Prompt ::
Every line that includes the word "icon" is to be listed.

Items ::
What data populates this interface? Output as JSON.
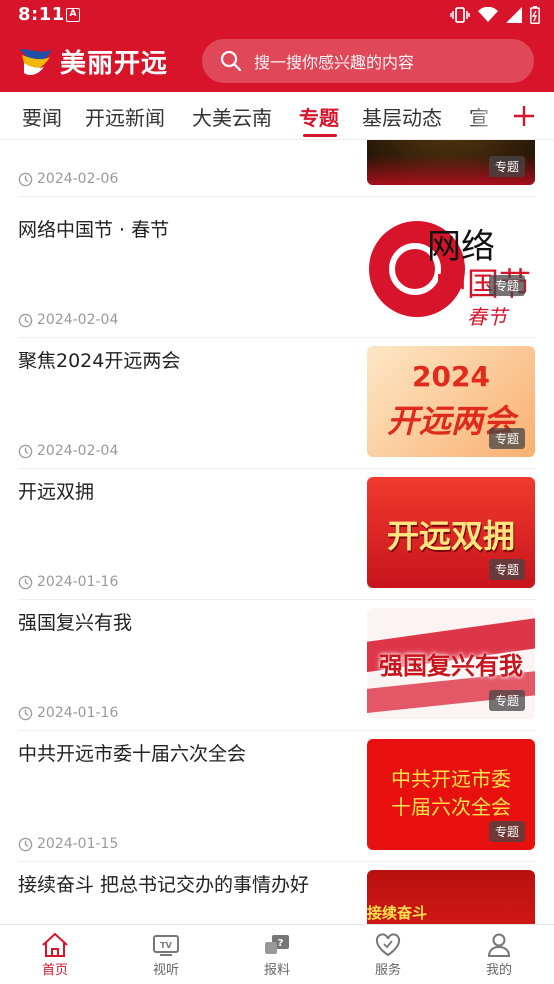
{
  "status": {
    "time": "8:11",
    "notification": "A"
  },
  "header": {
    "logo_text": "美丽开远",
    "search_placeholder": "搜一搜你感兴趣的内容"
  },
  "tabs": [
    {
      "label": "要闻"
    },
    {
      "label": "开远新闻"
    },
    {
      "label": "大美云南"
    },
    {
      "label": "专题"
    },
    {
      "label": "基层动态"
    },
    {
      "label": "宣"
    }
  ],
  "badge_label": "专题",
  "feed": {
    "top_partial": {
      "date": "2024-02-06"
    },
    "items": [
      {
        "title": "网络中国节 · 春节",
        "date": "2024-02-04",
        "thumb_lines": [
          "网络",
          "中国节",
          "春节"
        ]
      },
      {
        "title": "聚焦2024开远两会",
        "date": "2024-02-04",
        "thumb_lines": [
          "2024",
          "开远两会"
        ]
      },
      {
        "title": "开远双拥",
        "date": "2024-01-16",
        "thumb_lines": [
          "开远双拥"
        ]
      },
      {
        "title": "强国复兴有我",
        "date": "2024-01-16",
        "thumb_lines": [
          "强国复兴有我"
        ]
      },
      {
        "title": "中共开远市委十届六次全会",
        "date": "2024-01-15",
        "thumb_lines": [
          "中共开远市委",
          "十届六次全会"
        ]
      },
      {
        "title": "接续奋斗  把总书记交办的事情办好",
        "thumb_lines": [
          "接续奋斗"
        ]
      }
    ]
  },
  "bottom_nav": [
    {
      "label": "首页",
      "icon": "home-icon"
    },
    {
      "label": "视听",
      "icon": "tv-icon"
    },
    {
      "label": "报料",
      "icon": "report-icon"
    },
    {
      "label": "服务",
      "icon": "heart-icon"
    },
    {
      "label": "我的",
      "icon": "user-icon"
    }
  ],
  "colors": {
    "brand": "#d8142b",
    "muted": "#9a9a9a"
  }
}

Response to the exercise ::
      "icon": "home-icon"
      "icon": "tv-icon"
      "icon": "report-icon"
      "icon": "heart-icon"
      "icon": "user-icon"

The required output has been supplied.